> **Work to be completed**:
Repeat every line below exactly as it reads.

[Figure record listings]
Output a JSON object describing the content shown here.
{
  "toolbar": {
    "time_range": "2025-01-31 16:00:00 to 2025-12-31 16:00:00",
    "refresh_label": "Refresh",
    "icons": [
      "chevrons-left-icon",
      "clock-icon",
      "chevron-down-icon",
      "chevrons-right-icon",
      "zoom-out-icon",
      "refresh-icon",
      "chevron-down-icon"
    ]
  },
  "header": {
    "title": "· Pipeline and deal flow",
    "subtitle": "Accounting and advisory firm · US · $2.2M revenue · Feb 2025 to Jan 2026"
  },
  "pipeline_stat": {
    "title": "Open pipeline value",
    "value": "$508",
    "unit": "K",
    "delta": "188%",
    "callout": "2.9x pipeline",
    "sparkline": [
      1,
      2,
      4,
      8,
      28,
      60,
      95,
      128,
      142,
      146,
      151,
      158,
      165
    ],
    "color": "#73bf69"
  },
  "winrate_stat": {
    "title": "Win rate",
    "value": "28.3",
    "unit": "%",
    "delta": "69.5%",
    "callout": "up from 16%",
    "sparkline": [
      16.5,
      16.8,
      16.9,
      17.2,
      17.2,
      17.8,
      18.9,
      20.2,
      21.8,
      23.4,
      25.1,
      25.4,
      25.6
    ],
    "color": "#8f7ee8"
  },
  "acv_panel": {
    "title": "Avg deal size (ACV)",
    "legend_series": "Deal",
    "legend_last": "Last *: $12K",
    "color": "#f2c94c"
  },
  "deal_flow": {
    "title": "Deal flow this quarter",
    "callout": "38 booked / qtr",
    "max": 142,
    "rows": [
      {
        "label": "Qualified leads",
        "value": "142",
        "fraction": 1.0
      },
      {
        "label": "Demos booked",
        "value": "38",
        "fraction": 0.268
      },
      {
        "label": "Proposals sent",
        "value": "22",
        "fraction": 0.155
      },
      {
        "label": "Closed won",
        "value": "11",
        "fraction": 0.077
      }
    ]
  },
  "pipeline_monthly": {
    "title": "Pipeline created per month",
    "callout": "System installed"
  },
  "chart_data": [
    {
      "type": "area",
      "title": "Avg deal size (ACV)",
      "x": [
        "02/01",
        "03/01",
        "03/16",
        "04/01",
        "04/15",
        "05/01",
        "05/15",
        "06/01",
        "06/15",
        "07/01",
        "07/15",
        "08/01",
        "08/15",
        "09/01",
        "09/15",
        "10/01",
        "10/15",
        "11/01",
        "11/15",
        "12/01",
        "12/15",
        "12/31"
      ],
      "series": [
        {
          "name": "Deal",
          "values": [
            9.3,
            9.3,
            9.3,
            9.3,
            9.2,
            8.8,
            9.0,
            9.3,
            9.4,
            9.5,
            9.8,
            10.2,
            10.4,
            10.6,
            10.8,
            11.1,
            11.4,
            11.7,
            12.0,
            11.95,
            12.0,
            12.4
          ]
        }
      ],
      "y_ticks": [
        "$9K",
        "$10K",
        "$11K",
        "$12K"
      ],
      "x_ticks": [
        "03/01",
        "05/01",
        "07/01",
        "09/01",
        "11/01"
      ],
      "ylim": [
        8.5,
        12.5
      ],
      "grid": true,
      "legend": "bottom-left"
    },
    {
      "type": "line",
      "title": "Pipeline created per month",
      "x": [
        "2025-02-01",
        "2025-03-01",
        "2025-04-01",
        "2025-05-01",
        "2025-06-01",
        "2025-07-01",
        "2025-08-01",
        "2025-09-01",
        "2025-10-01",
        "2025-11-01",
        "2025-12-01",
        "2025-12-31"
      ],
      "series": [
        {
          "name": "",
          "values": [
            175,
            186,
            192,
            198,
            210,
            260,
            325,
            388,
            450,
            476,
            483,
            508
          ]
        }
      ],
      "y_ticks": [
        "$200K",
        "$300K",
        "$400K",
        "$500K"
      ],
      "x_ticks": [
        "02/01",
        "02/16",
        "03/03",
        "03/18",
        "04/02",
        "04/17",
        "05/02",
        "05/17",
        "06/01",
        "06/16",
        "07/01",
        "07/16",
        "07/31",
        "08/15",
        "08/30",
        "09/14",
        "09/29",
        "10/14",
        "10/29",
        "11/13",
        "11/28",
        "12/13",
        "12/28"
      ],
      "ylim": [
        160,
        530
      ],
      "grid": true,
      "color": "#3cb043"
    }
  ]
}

> **Task output**:
Output a JSON object describing the content shown here.
{
  "toolbar": {
    "time_range": "2025-01-31 16:00:00 to 2025-12-31 16:00:00",
    "refresh_label": "Refresh",
    "icons": [
      "chevrons-left-icon",
      "clock-icon",
      "chevron-down-icon",
      "chevrons-right-icon",
      "zoom-out-icon",
      "refresh-icon",
      "chevron-down-icon"
    ]
  },
  "header": {
    "title": "· Pipeline and deal flow",
    "subtitle": "Accounting and advisory firm · US · $2.2M revenue · Feb 2025 to Jan 2026"
  },
  "pipeline_stat": {
    "title": "Open pipeline value",
    "value": "$508",
    "unit": "K",
    "delta": "188%",
    "callout": "2.9x pipeline",
    "sparkline": [
      1,
      2,
      4,
      8,
      28,
      60,
      95,
      128,
      142,
      146,
      151,
      158,
      165
    ],
    "color": "#73bf69"
  },
  "winrate_stat": {
    "title": "Win rate",
    "value": "28.3",
    "unit": "%",
    "delta": "69.5%",
    "callout": "up from 16%",
    "sparkline": [
      16.5,
      16.8,
      16.9,
      17.2,
      17.2,
      17.8,
      18.9,
      20.2,
      21.8,
      23.4,
      25.1,
      25.4,
      25.6
    ],
    "color": "#8f7ee8"
  },
  "acv_panel": {
    "title": "Avg deal size (ACV)",
    "legend_series": "Deal",
    "legend_last": "Last *: $12K",
    "color": "#f2c94c"
  },
  "deal_flow": {
    "title": "Deal flow this quarter",
    "callout": "38 booked / qtr",
    "max": 142,
    "rows": [
      {
        "label": "Qualified leads",
        "value": "142",
        "fraction": 1.0
      },
      {
        "label": "Demos booked",
        "value": "38",
        "fraction": 0.268
      },
      {
        "label": "Proposals sent",
        "value": "22",
        "fraction": 0.155
      },
      {
        "label": "Closed won",
        "value": "11",
        "fraction": 0.077
      }
    ]
  },
  "pipeline_monthly": {
    "title": "Pipeline created per month",
    "callout": "System installed"
  },
  "chart_data": [
    {
      "type": "area",
      "title": "Avg deal size (ACV)",
      "x": [
        "02/01",
        "03/01",
        "03/16",
        "04/01",
        "04/15",
        "05/01",
        "05/15",
        "06/01",
        "06/15",
        "07/01",
        "07/15",
        "08/01",
        "08/15",
        "09/01",
        "09/15",
        "10/01",
        "10/15",
        "11/01",
        "11/15",
        "12/01",
        "12/15",
        "12/31"
      ],
      "series": [
        {
          "name": "Deal",
          "values": [
            9.3,
            9.3,
            9.3,
            9.3,
            9.2,
            8.8,
            9.0,
            9.3,
            9.4,
            9.5,
            9.8,
            10.2,
            10.4,
            10.6,
            10.8,
            11.1,
            11.4,
            11.7,
            12.0,
            11.95,
            12.0,
            12.4
          ]
        }
      ],
      "y_ticks": [
        "$9K",
        "$10K",
        "$11K",
        "$12K"
      ],
      "x_ticks": [
        "03/01",
        "05/01",
        "07/01",
        "09/01",
        "11/01"
      ],
      "ylim": [
        8.5,
        12.5
      ],
      "grid": true,
      "legend": "bottom-left"
    },
    {
      "type": "line",
      "title": "Pipeline created per month",
      "x": [
        "2025-02-01",
        "2025-03-01",
        "2025-04-01",
        "2025-05-01",
        "2025-06-01",
        "2025-07-01",
        "2025-08-01",
        "2025-09-01",
        "2025-10-01",
        "2025-11-01",
        "2025-12-01",
        "2025-12-31"
      ],
      "series": [
        {
          "name": "",
          "values": [
            175,
            186,
            192,
            198,
            210,
            260,
            325,
            388,
            450,
            476,
            483,
            508
          ]
        }
      ],
      "y_ticks": [
        "$200K",
        "$300K",
        "$400K",
        "$500K"
      ],
      "x_ticks": [
        "02/01",
        "02/16",
        "03/03",
        "03/18",
        "04/02",
        "04/17",
        "05/02",
        "05/17",
        "06/01",
        "06/16",
        "07/01",
        "07/16",
        "07/31",
        "08/15",
        "08/30",
        "09/14",
        "09/29",
        "10/14",
        "10/29",
        "11/13",
        "11/28",
        "12/13",
        "12/28"
      ],
      "ylim": [
        160,
        530
      ],
      "grid": true,
      "color": "#3cb043"
    }
  ]
}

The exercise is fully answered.